# [Your instructions]
Quote all entries exactly, leaving pictures aside.

### Data for processing

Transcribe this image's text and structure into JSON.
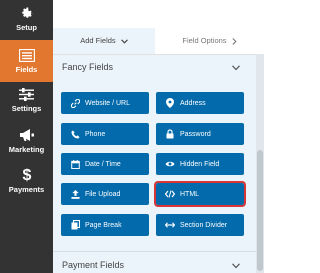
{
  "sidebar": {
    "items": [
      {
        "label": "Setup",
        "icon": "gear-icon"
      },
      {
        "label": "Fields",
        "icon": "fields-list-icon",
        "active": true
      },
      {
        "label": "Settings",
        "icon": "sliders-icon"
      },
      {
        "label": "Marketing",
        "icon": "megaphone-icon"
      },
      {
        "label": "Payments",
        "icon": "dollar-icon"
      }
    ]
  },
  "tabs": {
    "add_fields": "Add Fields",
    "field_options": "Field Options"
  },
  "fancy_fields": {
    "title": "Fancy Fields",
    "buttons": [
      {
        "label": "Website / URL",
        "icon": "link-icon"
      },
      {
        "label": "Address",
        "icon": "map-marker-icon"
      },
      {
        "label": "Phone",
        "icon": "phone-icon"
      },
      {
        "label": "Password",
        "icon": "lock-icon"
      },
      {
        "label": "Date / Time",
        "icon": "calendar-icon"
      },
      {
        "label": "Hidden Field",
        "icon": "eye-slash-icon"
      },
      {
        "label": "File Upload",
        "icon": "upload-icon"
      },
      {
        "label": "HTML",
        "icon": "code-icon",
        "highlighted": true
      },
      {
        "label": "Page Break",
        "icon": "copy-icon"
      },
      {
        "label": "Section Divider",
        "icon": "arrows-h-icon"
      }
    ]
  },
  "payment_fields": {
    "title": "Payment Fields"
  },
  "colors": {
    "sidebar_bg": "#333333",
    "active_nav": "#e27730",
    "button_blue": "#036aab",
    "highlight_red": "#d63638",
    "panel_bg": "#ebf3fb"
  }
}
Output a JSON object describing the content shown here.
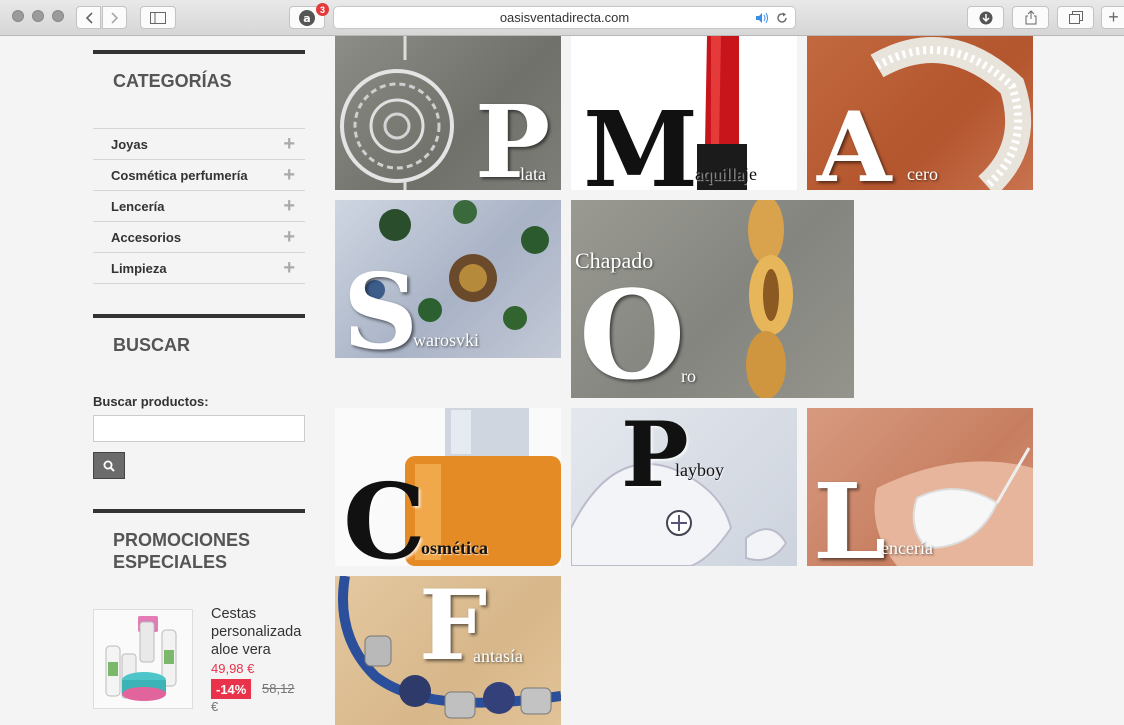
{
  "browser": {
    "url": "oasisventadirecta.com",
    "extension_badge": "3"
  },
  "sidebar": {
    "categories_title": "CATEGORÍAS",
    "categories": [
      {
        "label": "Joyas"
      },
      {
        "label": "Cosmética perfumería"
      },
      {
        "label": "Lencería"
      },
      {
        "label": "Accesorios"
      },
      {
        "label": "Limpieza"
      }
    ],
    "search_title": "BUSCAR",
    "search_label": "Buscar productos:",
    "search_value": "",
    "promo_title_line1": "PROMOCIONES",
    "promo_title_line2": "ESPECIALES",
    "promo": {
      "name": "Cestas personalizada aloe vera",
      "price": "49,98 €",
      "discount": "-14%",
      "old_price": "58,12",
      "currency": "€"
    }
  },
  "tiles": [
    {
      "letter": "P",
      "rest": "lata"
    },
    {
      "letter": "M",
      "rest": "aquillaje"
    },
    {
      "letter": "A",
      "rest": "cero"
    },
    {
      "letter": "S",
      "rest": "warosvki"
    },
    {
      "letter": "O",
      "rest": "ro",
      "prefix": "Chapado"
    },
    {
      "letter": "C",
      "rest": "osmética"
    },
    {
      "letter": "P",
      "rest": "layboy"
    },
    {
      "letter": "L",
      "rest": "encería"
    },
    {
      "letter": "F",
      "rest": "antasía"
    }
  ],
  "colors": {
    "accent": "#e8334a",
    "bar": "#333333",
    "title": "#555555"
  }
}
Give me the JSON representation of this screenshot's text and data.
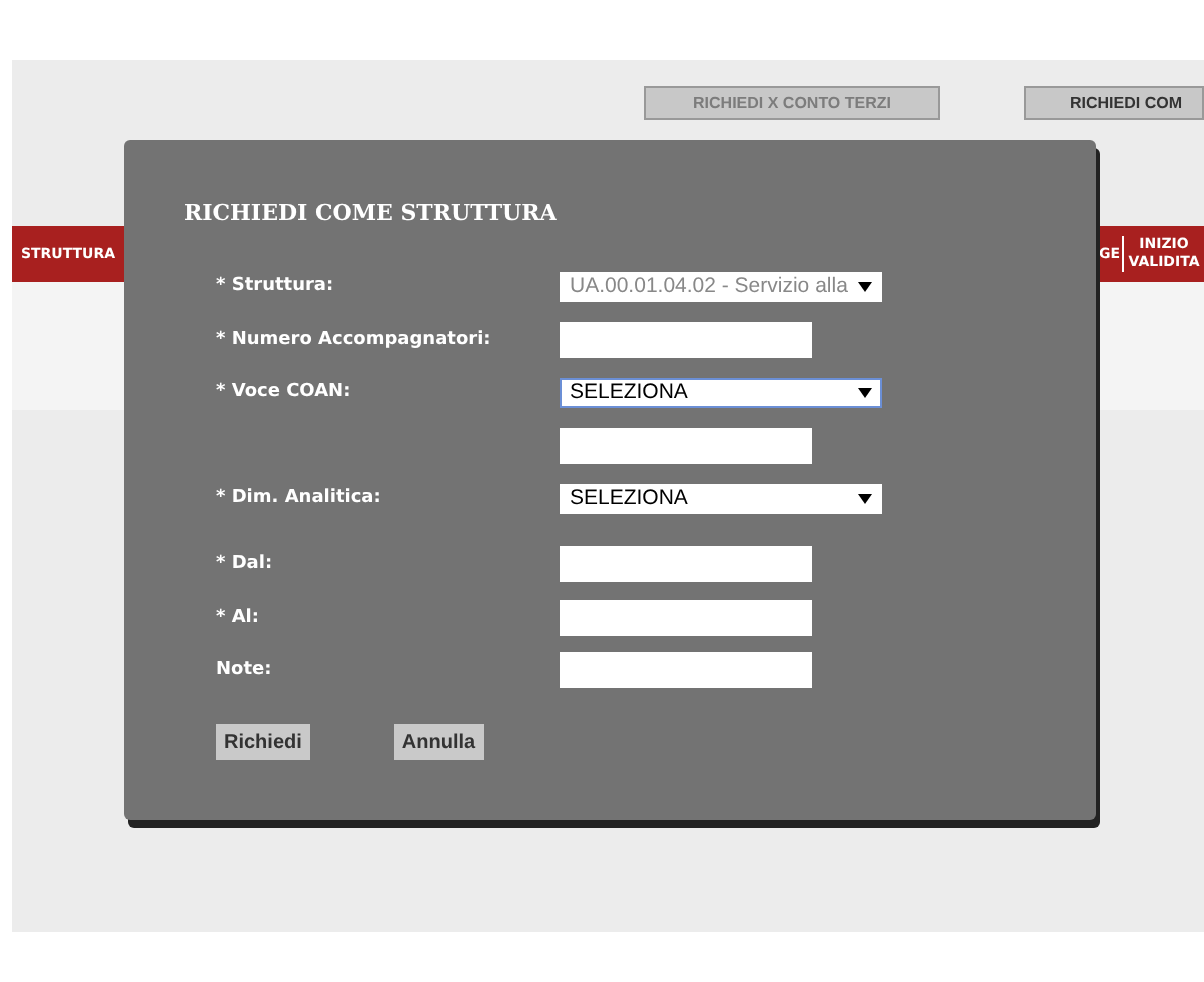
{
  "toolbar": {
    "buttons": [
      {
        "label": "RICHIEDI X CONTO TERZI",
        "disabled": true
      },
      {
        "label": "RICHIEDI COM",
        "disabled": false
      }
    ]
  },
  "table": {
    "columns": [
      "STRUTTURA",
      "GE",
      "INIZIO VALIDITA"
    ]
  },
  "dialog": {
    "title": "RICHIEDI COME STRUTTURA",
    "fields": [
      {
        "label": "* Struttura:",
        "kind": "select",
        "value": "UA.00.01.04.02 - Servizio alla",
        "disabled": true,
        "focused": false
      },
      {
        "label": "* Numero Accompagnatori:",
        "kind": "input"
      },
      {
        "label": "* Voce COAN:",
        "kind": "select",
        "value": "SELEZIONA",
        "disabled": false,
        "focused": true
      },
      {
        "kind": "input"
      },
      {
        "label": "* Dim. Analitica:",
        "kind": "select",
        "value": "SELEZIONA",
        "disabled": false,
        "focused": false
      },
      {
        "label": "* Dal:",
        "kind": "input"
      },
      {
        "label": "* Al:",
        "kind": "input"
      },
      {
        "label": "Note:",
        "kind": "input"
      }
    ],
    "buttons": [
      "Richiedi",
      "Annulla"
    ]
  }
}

######

# [Exercise response]
Transcribe this image's text and structure into JSON.
{
  "sidebar": {
    "items": [
      {
        "label": "Setup",
        "icon": "gear-icon"
      },
      {
        "label": "Fields",
        "icon": "fields-list-icon",
        "active": true
      },
      {
        "label": "Settings",
        "icon": "sliders-icon"
      },
      {
        "label": "Marketing",
        "icon": "megaphone-icon"
      },
      {
        "label": "Payments",
        "icon": "dollar-icon"
      }
    ]
  },
  "tabs": {
    "add_fields": "Add Fields",
    "field_options": "Field Options"
  },
  "fancy_fields": {
    "title": "Fancy Fields",
    "buttons": [
      {
        "label": "Website / URL",
        "icon": "link-icon"
      },
      {
        "label": "Address",
        "icon": "map-marker-icon"
      },
      {
        "label": "Phone",
        "icon": "phone-icon"
      },
      {
        "label": "Password",
        "icon": "lock-icon"
      },
      {
        "label": "Date / Time",
        "icon": "calendar-icon"
      },
      {
        "label": "Hidden Field",
        "icon": "eye-slash-icon"
      },
      {
        "label": "File Upload",
        "icon": "upload-icon"
      },
      {
        "label": "HTML",
        "icon": "code-icon",
        "highlighted": true
      },
      {
        "label": "Page Break",
        "icon": "copy-icon"
      },
      {
        "label": "Section Divider",
        "icon": "arrows-h-icon"
      }
    ]
  },
  "payment_fields": {
    "title": "Payment Fields"
  },
  "colors": {
    "sidebar_bg": "#333333",
    "active_nav": "#e27730",
    "button_blue": "#036aab",
    "highlight_red": "#d63638",
    "panel_bg": "#ebf3fb"
  }
}
Output a JSON object describing the content shown here.
{
  "browser": {
    "url": "oasisventadirecta.com",
    "extension_badge": "3"
  },
  "sidebar": {
    "categories_title": "CATEGORÍAS",
    "categories": [
      {
        "label": "Joyas"
      },
      {
        "label": "Cosmética perfumería"
      },
      {
        "label": "Lencería"
      },
      {
        "label": "Accesorios"
      },
      {
        "label": "Limpieza"
      }
    ],
    "search_title": "BUSCAR",
    "search_label": "Buscar productos:",
    "search_value": "",
    "promo_title_line1": "PROMOCIONES",
    "promo_title_line2": "ESPECIALES",
    "promo": {
      "name": "Cestas personalizada aloe vera",
      "price": "49,98 €",
      "discount": "-14%",
      "old_price": "58,12",
      "currency": "€"
    }
  },
  "tiles": [
    {
      "letter": "P",
      "rest": "lata"
    },
    {
      "letter": "M",
      "rest": "aquillaje"
    },
    {
      "letter": "A",
      "rest": "cero"
    },
    {
      "letter": "S",
      "rest": "warosvki"
    },
    {
      "letter": "O",
      "rest": "ro",
      "prefix": "Chapado"
    },
    {
      "letter": "C",
      "rest": "osmética"
    },
    {
      "letter": "P",
      "rest": "layboy"
    },
    {
      "letter": "L",
      "rest": "encería"
    },
    {
      "letter": "F",
      "rest": "antasía"
    }
  ],
  "colors": {
    "accent": "#e8334a",
    "bar": "#333333",
    "title": "#555555"
  }
}
Give me the JSON representation of this screenshot's text and data.
{
  "toolbar": {
    "buttons": [
      {
        "label": "RICHIEDI X CONTO TERZI",
        "disabled": true
      },
      {
        "label": "RICHIEDI COM",
        "disabled": false
      }
    ]
  },
  "table": {
    "columns": [
      "STRUTTURA",
      "GE",
      "INIZIO VALIDITA"
    ]
  },
  "dialog": {
    "title": "RICHIEDI COME STRUTTURA",
    "fields": [
      {
        "label": "* Struttura:",
        "kind": "select",
        "value": "UA.00.01.04.02 - Servizio alla",
        "disabled": true,
        "focused": false
      },
      {
        "label": "* Numero Accompagnatori:",
        "kind": "input"
      },
      {
        "label": "* Voce COAN:",
        "kind": "select",
        "value": "SELEZIONA",
        "disabled": false,
        "focused": true
      },
      {
        "kind": "input"
      },
      {
        "label": "* Dim. Analitica:",
        "kind": "select",
        "value": "SELEZIONA",
        "disabled": false,
        "focused": false
      },
      {
        "label": "* Dal:",
        "kind": "input"
      },
      {
        "label": "* Al:",
        "kind": "input"
      },
      {
        "label": "Note:",
        "kind": "input"
      }
    ],
    "buttons": [
      "Richiedi",
      "Annulla"
    ]
  }
}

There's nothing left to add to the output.